____ INFORMATION PROVIDED
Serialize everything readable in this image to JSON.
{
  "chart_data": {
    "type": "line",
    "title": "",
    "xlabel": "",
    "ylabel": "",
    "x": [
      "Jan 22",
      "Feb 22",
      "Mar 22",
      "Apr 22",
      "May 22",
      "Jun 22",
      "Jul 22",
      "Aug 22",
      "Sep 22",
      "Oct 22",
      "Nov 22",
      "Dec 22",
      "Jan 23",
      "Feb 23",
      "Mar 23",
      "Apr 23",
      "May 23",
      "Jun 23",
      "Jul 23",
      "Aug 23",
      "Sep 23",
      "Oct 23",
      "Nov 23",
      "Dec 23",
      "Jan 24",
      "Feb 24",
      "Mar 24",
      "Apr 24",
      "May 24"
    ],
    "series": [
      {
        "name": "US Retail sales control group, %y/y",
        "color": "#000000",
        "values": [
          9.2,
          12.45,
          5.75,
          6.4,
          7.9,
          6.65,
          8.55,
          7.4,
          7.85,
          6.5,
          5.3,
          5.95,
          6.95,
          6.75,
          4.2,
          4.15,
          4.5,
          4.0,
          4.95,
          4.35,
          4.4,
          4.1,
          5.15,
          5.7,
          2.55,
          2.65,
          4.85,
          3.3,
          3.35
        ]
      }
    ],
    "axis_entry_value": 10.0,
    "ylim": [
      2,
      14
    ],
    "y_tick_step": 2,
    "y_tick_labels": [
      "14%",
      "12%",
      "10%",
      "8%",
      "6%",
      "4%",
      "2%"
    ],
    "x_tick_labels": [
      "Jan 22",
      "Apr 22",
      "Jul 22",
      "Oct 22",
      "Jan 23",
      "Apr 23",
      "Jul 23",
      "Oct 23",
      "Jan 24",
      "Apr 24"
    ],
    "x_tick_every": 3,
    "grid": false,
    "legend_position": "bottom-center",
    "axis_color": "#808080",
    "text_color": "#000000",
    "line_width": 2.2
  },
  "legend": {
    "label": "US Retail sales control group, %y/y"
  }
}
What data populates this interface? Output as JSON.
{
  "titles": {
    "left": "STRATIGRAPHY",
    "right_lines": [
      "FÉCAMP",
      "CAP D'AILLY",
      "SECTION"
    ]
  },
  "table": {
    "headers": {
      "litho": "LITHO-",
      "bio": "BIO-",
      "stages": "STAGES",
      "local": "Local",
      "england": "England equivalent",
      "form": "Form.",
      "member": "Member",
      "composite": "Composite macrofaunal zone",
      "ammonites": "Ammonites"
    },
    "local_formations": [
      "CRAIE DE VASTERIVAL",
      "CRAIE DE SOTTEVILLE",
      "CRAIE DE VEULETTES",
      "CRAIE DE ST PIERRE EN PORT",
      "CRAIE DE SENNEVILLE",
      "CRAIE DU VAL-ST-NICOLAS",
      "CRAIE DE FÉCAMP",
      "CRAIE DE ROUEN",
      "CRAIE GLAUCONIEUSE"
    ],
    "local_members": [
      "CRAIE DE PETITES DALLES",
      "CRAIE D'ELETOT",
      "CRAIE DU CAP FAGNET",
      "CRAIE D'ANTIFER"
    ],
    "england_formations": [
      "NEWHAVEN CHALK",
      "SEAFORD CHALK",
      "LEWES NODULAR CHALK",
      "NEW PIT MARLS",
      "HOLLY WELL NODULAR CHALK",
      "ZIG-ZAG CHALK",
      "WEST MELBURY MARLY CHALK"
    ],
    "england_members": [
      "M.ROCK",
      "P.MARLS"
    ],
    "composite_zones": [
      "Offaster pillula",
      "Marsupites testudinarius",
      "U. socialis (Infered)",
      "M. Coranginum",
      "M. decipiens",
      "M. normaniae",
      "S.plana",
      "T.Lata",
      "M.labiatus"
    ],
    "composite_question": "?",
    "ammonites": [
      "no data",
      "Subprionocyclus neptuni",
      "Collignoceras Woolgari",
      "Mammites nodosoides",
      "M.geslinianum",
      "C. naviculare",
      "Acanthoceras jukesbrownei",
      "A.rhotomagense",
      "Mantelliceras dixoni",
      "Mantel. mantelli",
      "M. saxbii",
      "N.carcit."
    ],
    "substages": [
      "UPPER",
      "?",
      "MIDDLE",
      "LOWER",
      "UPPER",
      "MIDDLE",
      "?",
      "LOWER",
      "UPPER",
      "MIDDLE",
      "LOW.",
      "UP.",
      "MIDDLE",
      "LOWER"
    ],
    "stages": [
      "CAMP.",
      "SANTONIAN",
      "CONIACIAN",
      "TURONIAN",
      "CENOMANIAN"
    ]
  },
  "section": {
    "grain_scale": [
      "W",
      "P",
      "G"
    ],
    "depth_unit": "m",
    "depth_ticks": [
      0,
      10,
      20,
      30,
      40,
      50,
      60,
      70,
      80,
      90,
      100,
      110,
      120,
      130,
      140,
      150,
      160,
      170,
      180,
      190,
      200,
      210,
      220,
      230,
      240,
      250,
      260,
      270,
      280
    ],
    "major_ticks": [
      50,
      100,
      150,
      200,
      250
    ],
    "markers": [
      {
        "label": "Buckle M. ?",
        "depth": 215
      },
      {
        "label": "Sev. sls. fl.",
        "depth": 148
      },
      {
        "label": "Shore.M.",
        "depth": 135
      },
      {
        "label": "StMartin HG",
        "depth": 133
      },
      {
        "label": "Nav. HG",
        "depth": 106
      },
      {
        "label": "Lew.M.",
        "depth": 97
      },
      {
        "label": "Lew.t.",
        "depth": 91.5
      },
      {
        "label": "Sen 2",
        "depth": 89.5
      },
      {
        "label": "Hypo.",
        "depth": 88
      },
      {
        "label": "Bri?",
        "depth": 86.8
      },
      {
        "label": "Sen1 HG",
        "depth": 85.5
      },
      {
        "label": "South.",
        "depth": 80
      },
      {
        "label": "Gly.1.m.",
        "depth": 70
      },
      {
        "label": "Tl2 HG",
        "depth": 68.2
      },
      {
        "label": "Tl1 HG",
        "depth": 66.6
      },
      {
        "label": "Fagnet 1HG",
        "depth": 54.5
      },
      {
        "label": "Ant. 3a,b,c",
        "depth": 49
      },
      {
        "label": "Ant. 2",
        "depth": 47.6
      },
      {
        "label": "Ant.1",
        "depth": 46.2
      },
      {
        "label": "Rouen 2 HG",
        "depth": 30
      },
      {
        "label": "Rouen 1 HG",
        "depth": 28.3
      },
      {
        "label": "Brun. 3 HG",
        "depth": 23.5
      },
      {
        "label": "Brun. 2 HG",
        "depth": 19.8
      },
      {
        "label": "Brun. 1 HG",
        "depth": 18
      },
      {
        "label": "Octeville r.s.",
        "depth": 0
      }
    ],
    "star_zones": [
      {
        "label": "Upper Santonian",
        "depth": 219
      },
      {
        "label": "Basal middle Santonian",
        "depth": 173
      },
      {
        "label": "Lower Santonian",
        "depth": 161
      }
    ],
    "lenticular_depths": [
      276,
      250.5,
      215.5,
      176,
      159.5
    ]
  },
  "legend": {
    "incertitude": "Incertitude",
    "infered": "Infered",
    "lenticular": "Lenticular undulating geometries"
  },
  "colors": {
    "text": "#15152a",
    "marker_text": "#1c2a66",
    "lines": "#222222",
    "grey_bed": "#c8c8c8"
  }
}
________
# GIVEN REQUEST:
Write out each line of the data above again, exactly as given.

# EXERCISE RESULT:
Serialize everything readable in this image to JSON.
{
  "chart_data": {
    "type": "line",
    "title": "",
    "xlabel": "",
    "ylabel": "",
    "x": [
      "Jan 22",
      "Feb 22",
      "Mar 22",
      "Apr 22",
      "May 22",
      "Jun 22",
      "Jul 22",
      "Aug 22",
      "Sep 22",
      "Oct 22",
      "Nov 22",
      "Dec 22",
      "Jan 23",
      "Feb 23",
      "Mar 23",
      "Apr 23",
      "May 23",
      "Jun 23",
      "Jul 23",
      "Aug 23",
      "Sep 23",
      "Oct 23",
      "Nov 23",
      "Dec 23",
      "Jan 24",
      "Feb 24",
      "Mar 24",
      "Apr 24",
      "May 24"
    ],
    "series": [
      {
        "name": "US Retail sales control group, %y/y",
        "color": "#000000",
        "values": [
          9.2,
          12.45,
          5.75,
          6.4,
          7.9,
          6.65,
          8.55,
          7.4,
          7.85,
          6.5,
          5.3,
          5.95,
          6.95,
          6.75,
          4.2,
          4.15,
          4.5,
          4.0,
          4.95,
          4.35,
          4.4,
          4.1,
          5.15,
          5.7,
          2.55,
          2.65,
          4.85,
          3.3,
          3.35
        ]
      }
    ],
    "axis_entry_value": 10.0,
    "ylim": [
      2,
      14
    ],
    "y_tick_step": 2,
    "y_tick_labels": [
      "14%",
      "12%",
      "10%",
      "8%",
      "6%",
      "4%",
      "2%"
    ],
    "x_tick_labels": [
      "Jan 22",
      "Apr 22",
      "Jul 22",
      "Oct 22",
      "Jan 23",
      "Apr 23",
      "Jul 23",
      "Oct 23",
      "Jan 24",
      "Apr 24"
    ],
    "x_tick_every": 3,
    "grid": false,
    "legend_position": "bottom-center",
    "axis_color": "#808080",
    "text_color": "#000000",
    "line_width": 2.2
  },
  "legend": {
    "label": "US Retail sales control group, %y/y"
  }
}
What data populates this interface? Output as JSON.
{
  "titles": {
    "left": "STRATIGRAPHY",
    "right_lines": [
      "FÉCAMP",
      "CAP D'AILLY",
      "SECTION"
    ]
  },
  "table": {
    "headers": {
      "litho": "LITHO-",
      "bio": "BIO-",
      "stages": "STAGES",
      "local": "Local",
      "england": "England equivalent",
      "form": "Form.",
      "member": "Member",
      "composite": "Composite macrofaunal zone",
      "ammonites": "Ammonites"
    },
    "local_formations": [
      "CRAIE DE VASTERIVAL",
      "CRAIE DE SOTTEVILLE",
      "CRAIE DE VEULETTES",
      "CRAIE DE ST PIERRE EN PORT",
      "CRAIE DE SENNEVILLE",
      "CRAIE DU VAL-ST-NICOLAS",
      "CRAIE DE FÉCAMP",
      "CRAIE DE ROUEN",
      "CRAIE GLAUCONIEUSE"
    ],
    "local_members": [
      "CRAIE DE PETITES DALLES",
      "CRAIE D'ELETOT",
      "CRAIE DU CAP FAGNET",
      "CRAIE D'ANTIFER"
    ],
    "england_formations": [
      "NEWHAVEN CHALK",
      "SEAFORD CHALK",
      "LEWES NODULAR CHALK",
      "NEW PIT MARLS",
      "HOLLY WELL NODULAR CHALK",
      "ZIG-ZAG CHALK",
      "WEST MELBURY MARLY CHALK"
    ],
    "england_members": [
      "M.ROCK",
      "P.MARLS"
    ],
    "composite_zones": [
      "Offaster pillula",
      "Marsupites testudinarius",
      "U. socialis (Infered)",
      "M. Coranginum",
      "M. decipiens",
      "M. normaniae",
      "S.plana",
      "T.Lata",
      "M.labiatus"
    ],
    "composite_question": "?",
    "ammonites": [
      "no data",
      "Subprionocyclus neptuni",
      "Collignoceras Woolgari",
      "Mammites nodosoides",
      "M.geslinianum",
      "C. naviculare",
      "Acanthoceras jukesbrownei",
      "A.rhotomagense",
      "Mantelliceras dixoni",
      "Mantel. mantelli",
      "M. saxbii",
      "N.carcit."
    ],
    "substages": [
      "UPPER",
      "?",
      "MIDDLE",
      "LOWER",
      "UPPER",
      "MIDDLE",
      "?",
      "LOWER",
      "UPPER",
      "MIDDLE",
      "LOW.",
      "UP.",
      "MIDDLE",
      "LOWER"
    ],
    "stages": [
      "CAMP.",
      "SANTONIAN",
      "CONIACIAN",
      "TURONIAN",
      "CENOMANIAN"
    ]
  },
  "section": {
    "grain_scale": [
      "W",
      "P",
      "G"
    ],
    "depth_unit": "m",
    "depth_ticks": [
      0,
      10,
      20,
      30,
      40,
      50,
      60,
      70,
      80,
      90,
      100,
      110,
      120,
      130,
      140,
      150,
      160,
      170,
      180,
      190,
      200,
      210,
      220,
      230,
      240,
      250,
      260,
      270,
      280
    ],
    "major_ticks": [
      50,
      100,
      150,
      200,
      250
    ],
    "markers": [
      {
        "label": "Buckle M. ?",
        "depth": 215
      },
      {
        "label": "Sev. sls. fl.",
        "depth": 148
      },
      {
        "label": "Shore.M.",
        "depth": 135
      },
      {
        "label": "StMartin HG",
        "depth": 133
      },
      {
        "label": "Nav. HG",
        "depth": 106
      },
      {
        "label": "Lew.M.",
        "depth": 97
      },
      {
        "label": "Lew.t.",
        "depth": 91.5
      },
      {
        "label": "Sen 2",
        "depth": 89.5
      },
      {
        "label": "Hypo.",
        "depth": 88
      },
      {
        "label": "Bri?",
        "depth": 86.8
      },
      {
        "label": "Sen1 HG",
        "depth": 85.5
      },
      {
        "label": "South.",
        "depth": 80
      },
      {
        "label": "Gly.1.m.",
        "depth": 70
      },
      {
        "label": "Tl2 HG",
        "depth": 68.2
      },
      {
        "label": "Tl1 HG",
        "depth": 66.6
      },
      {
        "label": "Fagnet 1HG",
        "depth": 54.5
      },
      {
        "label": "Ant. 3a,b,c",
        "depth": 49
      },
      {
        "label": "Ant. 2",
        "depth": 47.6
      },
      {
        "label": "Ant.1",
        "depth": 46.2
      },
      {
        "label": "Rouen 2 HG",
        "depth": 30
      },
      {
        "label": "Rouen 1 HG",
        "depth": 28.3
      },
      {
        "label": "Brun. 3 HG",
        "depth": 23.5
      },
      {
        "label": "Brun. 2 HG",
        "depth": 19.8
      },
      {
        "label": "Brun. 1 HG",
        "depth": 18
      },
      {
        "label": "Octeville r.s.",
        "depth": 0
      }
    ],
    "star_zones": [
      {
        "label": "Upper Santonian",
        "depth": 219
      },
      {
        "label": "Basal middle Santonian",
        "depth": 173
      },
      {
        "label": "Lower Santonian",
        "depth": 161
      }
    ],
    "lenticular_depths": [
      276,
      250.5,
      215.5,
      176,
      159.5
    ]
  },
  "legend": {
    "incertitude": "Incertitude",
    "infered": "Infered",
    "lenticular": "Lenticular undulating geometries"
  },
  "colors": {
    "text": "#15152a",
    "marker_text": "#1c2a66",
    "lines": "#222222",
    "grey_bed": "#c8c8c8"
  }
}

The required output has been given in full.